(Direction)
Each line from the line holding "What does this" through the last line should be written out exactly, with nothing else and no images.

(Stored records)
━━━━━━━━━━━━━━━━━━━━━━━━━━━━━━
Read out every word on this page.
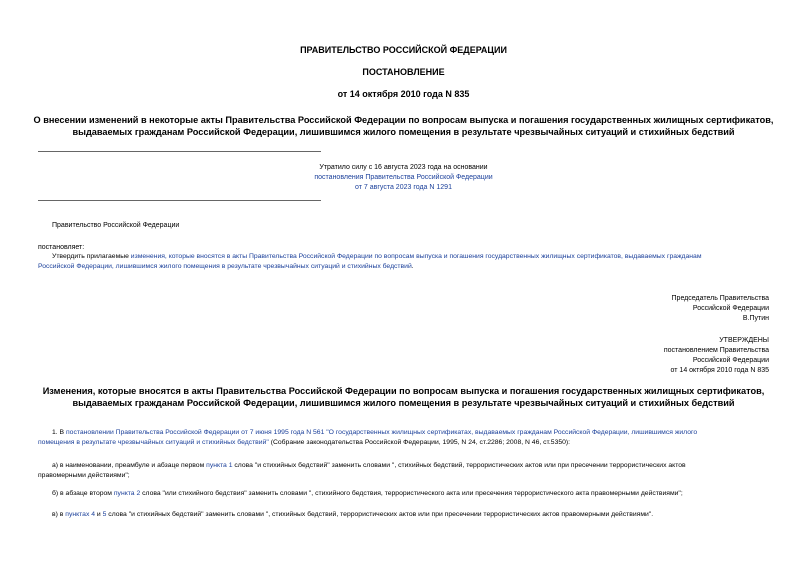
ПРАВИТЕЛЬСТВО РОССИЙСКОЙ ФЕДЕРАЦИИ
ПОСТАНОВЛЕНИЕ
от 14 октября 2010 года N 835
О внесении изменений в некоторые акты Правительства Российской Федерации по вопросам выпуска и погашения государственных жилищных сертификатов,
выдаваемых гражданам Российской Федерации, лишившимся жилого помещения в результате чрезвычайных ситуаций и стихийных бедствий
Утратило силу с 16 августа 2023 года на основании
постановления Правительства Российской Федерации
от 7 августа 2023 года N 1291
Правительство Российской Федерации
постановляет:
Утвердить прилагаемые изменения, которые вносятся в акты Правительства Российской Федерации по вопросам выпуска и погашения государственных жилищных сертификатов, выдаваемых гражданам
Российской Федерации, лишившимся жилого помещения в результате чрезвычайных ситуаций и стихийных бедствий.
Председатель Правительства
Российской Федерации
В.Путин
УТВЕРЖДЕНЫ
постановлением Правительства
Российской Федерации
от 14 октября 2010 года N 835
Изменения, которые вносятся в акты Правительства Российской Федерации по вопросам выпуска и погашения государственных жилищных сертификатов,
выдаваемых гражданам Российской Федерации, лишившимся жилого помещения в результате чрезвычайных ситуаций и стихийных бедствий
1. В постановлении Правительства Российской Федерации от 7 июня 1995 года N 561 "О государственных жилищных сертификатах, выдаваемых гражданам Российской Федерации, лишившимся жилого
помещения в результате чрезвычайных ситуаций и стихийных бедствий" (Собрание законодательства Российской Федерации, 1995, N 24, ст.2286; 2008, N 46, ст.5350):
а) в наименовании, преамбуле и абзаце первом пункта 1 слова "и стихийных бедствий" заменить словами ", стихийных бедствий, террористических актов или при пресечении террористических актов
правомерными действиями";
б) в абзаце втором пункта 2 слова "или стихийного бедствия" заменить словами ", стихийного бедствия, террористического акта или пресечения террористического акта правомерными действиями";
в) в пунктах 4 и 5 слова "и стихийных бедствий" заменить словами ", стихийных бедствий, террористических актов или при пресечении террористических актов правомерными действиями".
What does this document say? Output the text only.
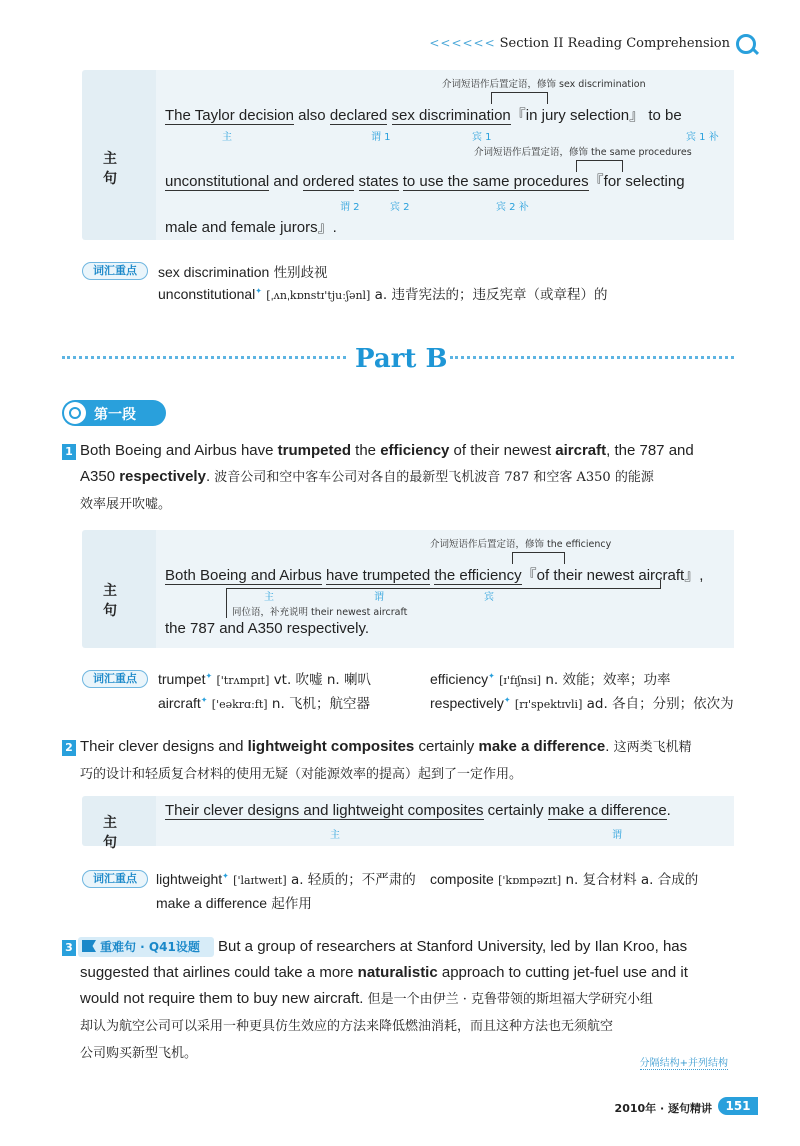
<<<<<< Section II Reading Comprehension
主 句
介词短语作后置定语，修饰 sex discrimination
The Taylor decision also declared sex discrimination『in jury selection』 to be
主	谓 1	宾 1	宾 1 补
介词短语作后置定语，修饰 the same procedures
unconstitutional and ordered states to use the same procedures『for selecting
谓 2	宾 2	宾 2 补
male and female jurors』.
词汇重点	sex discrimination 性别歧视
unconstitutional✦ [ˌʌnˌkɒnstɪ'tjuːʃənl] a. 违背宪法的；违反宪章（或章程）的
Part B
第一段
1 Both Boeing and Airbus have trumpeted the efficiency of their newest aircraft, the 787 and
A350 respectively. 波音公司和空中客车公司对各自的最新型飞机波音 787 和空客 A350 的能源
效率展开吹嘘。
主 句
介词短语作后置定语，修饰 the efficiency
Both Boeing and Airbus have trumpeted the efficiency『of their newest aircraft』,
主	谓	宾
同位语，补充说明 their newest aircraft
the 787 and A350 respectively.
词汇重点	trumpet✦ ['trʌmpɪt] vt. 吹嘘 n. 喇叭	efficiency✦ [ɪ'fɪʃnsi] n. 效能；效率；功率
aircraft✦ ['eəkrɑːft] n. 飞机；航空器	respectively✦ [rɪ'spektɪvli] ad. 各自；分别；依次为
2 Their clever designs and lightweight composites certainly make a difference. 这两类飞机精
巧的设计和轻质复合材料的使用无疑（对能源效率的提高）起到了一定作用。
主 句
Their clever designs and lightweight composites certainly make a difference.
主	谓
词汇重点	lightweight✦ ['laɪtweɪt] a. 轻质的；不严肃的 composite ['kɒmpəzɪt] n. 复合材料 a. 合成的
make a difference 起作用
3	重难句 · Q41设题	But a group of researchers at Stanford University, led by Ilan Kroo, has
suggested that airlines could take a more naturalistic approach to cutting jet-fuel use and it
would not require them to buy new aircraft. 但是一个由伊兰 · 克鲁带领的斯坦福大学研究小组
却认为航空公司可以采用一种更具仿生效应的方法来降低燃油消耗，而且这种方法也无须航空
公司购买新型飞机。
分隔结构+并列结构
2010年 · 逐句精讲	151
━━━━━━━━━━━━━━━━━━━━━━━━━━━━━━
(Result below)
What does this document say? Output the text only.
<<<<<< Section II Reading Comprehension
主 句
介词短语作后置定语，修饰 sex discrimination
The Taylor decision also declared sex discrimination『in jury selection』 to be
主	谓 1	宾 1	宾 1 补
介词短语作后置定语，修饰 the same procedures
unconstitutional and ordered states to use the same procedures『for selecting
谓 2	宾 2	宾 2 补
male and female jurors』.
词汇重点	sex discrimination 性别歧视
unconstitutional✦ [ˌʌnˌkɒnstɪ'tjuːʃənl] a. 违背宪法的；违反宪章（或章程）的
Part B
第一段
1 Both Boeing and Airbus have trumpeted the efficiency of their newest aircraft, the 787 and
A350 respectively. 波音公司和空中客车公司对各自的最新型飞机波音 787 和空客 A350 的能源
效率展开吹嘘。
主 句
介词短语作后置定语，修饰 the efficiency
Both Boeing and Airbus have trumpeted the efficiency『of their newest aircraft』,
主	谓	宾
同位语，补充说明 their newest aircraft
the 787 and A350 respectively.
词汇重点	trumpet✦ ['trʌmpɪt] vt. 吹嘘 n. 喇叭	efficiency✦ [ɪ'fɪʃnsi] n. 效能；效率；功率
aircraft✦ ['eəkrɑːft] n. 飞机；航空器	respectively✦ [rɪ'spektɪvli] ad. 各自；分别；依次为
2 Their clever designs and lightweight composites certainly make a difference. 这两类飞机精
巧的设计和轻质复合材料的使用无疑（对能源效率的提高）起到了一定作用。
主 句
Their clever designs and lightweight composites certainly make a difference.
主	谓
词汇重点	lightweight✦ ['laɪtweɪt] a. 轻质的；不严肃的 composite ['kɒmpəzɪt] n. 复合材料 a. 合成的
make a difference 起作用
3	重难句 · Q41设题	But a group of researchers at Stanford University, led by Ilan Kroo, has
suggested that airlines could take a more naturalistic approach to cutting jet-fuel use and it
would not require them to buy new aircraft. 但是一个由伊兰 · 克鲁带领的斯坦福大学研究小组
却认为航空公司可以采用一种更具仿生效应的方法来降低燃油消耗，而且这种方法也无须航空
公司购买新型飞机。
分隔结构+并列结构
2010年 · 逐句精讲	151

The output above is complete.